§ ASSIGNED TASK: Find every line below with the word "cells" in it, and copy each one.

+ + + + + + +

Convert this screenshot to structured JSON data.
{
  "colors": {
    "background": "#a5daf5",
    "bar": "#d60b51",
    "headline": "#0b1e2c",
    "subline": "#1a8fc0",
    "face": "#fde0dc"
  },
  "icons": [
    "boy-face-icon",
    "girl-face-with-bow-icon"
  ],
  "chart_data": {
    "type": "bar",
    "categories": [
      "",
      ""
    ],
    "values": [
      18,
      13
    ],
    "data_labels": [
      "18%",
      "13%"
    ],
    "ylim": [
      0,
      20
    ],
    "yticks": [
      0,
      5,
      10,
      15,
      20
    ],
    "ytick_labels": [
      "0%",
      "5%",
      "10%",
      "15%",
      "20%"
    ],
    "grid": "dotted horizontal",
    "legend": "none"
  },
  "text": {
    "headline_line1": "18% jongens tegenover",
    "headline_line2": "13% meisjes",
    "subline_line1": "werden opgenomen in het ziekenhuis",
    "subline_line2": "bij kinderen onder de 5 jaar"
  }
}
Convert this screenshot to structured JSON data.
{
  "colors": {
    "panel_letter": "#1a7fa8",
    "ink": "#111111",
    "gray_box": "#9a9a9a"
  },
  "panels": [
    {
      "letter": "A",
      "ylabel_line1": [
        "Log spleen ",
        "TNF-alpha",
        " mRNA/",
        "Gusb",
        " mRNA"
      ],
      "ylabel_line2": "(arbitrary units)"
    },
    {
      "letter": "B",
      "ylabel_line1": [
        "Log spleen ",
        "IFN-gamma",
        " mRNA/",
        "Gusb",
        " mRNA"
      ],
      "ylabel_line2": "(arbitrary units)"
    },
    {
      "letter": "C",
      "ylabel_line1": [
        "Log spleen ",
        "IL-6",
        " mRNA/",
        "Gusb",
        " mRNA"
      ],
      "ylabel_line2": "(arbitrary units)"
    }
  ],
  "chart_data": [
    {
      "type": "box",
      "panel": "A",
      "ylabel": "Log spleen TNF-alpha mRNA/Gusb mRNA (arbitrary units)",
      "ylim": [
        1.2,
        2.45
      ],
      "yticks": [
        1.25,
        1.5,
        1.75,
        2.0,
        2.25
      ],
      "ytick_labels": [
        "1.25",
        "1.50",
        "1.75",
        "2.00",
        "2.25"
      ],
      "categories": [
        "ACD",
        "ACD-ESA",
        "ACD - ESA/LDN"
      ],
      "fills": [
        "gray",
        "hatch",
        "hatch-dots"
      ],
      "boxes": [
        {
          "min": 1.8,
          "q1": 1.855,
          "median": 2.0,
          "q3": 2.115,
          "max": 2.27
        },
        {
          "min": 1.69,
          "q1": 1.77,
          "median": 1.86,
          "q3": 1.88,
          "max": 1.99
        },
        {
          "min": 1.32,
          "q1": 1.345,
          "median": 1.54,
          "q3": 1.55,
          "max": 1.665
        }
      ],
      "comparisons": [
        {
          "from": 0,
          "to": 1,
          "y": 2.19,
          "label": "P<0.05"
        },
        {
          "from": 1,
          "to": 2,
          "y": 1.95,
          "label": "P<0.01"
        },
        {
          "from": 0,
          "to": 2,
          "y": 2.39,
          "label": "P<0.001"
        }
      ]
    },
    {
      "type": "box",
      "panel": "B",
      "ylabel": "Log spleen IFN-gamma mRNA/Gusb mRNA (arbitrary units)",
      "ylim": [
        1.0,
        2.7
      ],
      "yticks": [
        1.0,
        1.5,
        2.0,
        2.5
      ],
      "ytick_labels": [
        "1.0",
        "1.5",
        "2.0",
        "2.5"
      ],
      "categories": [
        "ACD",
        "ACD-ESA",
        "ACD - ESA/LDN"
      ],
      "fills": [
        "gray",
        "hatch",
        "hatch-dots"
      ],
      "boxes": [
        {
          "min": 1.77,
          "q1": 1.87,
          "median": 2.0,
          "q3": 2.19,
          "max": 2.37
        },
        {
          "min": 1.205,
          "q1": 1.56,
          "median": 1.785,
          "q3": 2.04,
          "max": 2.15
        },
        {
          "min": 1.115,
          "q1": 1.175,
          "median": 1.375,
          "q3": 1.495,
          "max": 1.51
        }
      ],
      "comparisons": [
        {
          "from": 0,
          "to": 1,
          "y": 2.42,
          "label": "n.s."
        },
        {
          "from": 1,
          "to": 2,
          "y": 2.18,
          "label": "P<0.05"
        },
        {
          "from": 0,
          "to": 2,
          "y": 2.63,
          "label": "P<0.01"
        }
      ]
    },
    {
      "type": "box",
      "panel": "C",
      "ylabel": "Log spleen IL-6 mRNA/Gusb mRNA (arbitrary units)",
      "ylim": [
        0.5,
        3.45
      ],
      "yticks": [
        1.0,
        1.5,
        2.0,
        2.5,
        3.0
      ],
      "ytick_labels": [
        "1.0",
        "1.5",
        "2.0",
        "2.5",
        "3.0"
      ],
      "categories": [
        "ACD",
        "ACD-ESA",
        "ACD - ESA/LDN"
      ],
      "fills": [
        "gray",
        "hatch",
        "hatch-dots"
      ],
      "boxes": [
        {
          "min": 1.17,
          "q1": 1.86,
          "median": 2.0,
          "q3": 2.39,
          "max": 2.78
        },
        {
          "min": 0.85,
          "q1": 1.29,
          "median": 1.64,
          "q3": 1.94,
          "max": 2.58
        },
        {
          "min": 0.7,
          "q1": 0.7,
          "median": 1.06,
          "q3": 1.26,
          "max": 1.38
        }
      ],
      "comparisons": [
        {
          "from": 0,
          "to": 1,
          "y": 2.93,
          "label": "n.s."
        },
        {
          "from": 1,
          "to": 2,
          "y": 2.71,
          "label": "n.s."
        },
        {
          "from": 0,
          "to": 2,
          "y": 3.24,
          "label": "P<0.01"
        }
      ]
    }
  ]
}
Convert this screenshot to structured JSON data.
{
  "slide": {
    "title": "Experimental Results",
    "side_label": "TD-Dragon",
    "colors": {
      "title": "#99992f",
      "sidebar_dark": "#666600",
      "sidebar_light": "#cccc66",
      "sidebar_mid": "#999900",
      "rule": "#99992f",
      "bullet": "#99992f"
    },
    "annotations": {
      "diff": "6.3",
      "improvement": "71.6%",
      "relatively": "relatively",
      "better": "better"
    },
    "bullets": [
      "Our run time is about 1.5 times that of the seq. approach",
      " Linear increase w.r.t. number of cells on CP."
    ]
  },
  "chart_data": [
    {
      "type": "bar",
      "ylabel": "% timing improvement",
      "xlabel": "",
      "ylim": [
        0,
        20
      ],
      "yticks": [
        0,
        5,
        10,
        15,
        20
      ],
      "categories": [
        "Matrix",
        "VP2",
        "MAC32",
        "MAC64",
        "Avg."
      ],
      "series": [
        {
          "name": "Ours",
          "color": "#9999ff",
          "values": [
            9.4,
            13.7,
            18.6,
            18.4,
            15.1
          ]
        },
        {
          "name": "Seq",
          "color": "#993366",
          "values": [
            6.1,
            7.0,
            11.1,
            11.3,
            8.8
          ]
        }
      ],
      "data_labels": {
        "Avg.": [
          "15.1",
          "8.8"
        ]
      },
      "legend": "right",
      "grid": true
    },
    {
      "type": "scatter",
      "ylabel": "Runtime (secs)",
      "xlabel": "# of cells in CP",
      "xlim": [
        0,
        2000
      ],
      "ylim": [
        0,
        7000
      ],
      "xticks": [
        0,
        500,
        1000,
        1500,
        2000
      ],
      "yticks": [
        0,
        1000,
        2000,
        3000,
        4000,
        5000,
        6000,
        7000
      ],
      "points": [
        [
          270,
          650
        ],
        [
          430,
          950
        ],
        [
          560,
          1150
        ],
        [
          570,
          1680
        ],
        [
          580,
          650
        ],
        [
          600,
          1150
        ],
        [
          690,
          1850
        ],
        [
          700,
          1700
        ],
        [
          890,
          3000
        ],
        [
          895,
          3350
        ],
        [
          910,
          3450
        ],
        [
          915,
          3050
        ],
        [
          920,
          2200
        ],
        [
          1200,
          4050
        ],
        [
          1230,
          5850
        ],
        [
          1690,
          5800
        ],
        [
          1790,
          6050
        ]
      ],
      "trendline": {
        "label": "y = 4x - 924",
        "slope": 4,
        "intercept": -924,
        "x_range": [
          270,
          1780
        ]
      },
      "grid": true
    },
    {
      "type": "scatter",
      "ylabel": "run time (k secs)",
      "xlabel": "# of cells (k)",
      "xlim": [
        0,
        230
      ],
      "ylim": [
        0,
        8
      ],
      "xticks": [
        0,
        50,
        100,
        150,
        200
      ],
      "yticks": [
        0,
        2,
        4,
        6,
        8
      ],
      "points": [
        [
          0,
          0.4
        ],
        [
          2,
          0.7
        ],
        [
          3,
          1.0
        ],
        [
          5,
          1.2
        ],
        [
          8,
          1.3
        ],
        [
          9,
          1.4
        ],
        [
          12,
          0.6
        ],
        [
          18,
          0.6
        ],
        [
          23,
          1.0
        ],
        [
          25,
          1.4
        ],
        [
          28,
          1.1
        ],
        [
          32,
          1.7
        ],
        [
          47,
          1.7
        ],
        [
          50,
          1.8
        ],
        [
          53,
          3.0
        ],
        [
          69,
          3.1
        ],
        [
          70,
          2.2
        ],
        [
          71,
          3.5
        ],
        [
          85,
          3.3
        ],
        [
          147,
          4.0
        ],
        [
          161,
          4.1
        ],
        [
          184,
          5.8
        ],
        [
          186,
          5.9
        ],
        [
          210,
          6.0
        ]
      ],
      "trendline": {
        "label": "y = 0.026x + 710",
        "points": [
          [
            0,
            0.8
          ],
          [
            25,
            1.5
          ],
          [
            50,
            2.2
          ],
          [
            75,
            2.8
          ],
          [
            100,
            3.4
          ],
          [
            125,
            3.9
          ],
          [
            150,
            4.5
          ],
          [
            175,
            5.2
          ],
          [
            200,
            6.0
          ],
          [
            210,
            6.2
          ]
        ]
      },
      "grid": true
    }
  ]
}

+ + + + + + +

§ WRITTEN RESPONSE:
      " Linear increase w.r.t. number of cells on CP."
      "xlabel": "# of cells in CP",
      "xlabel": "# of cells (k)",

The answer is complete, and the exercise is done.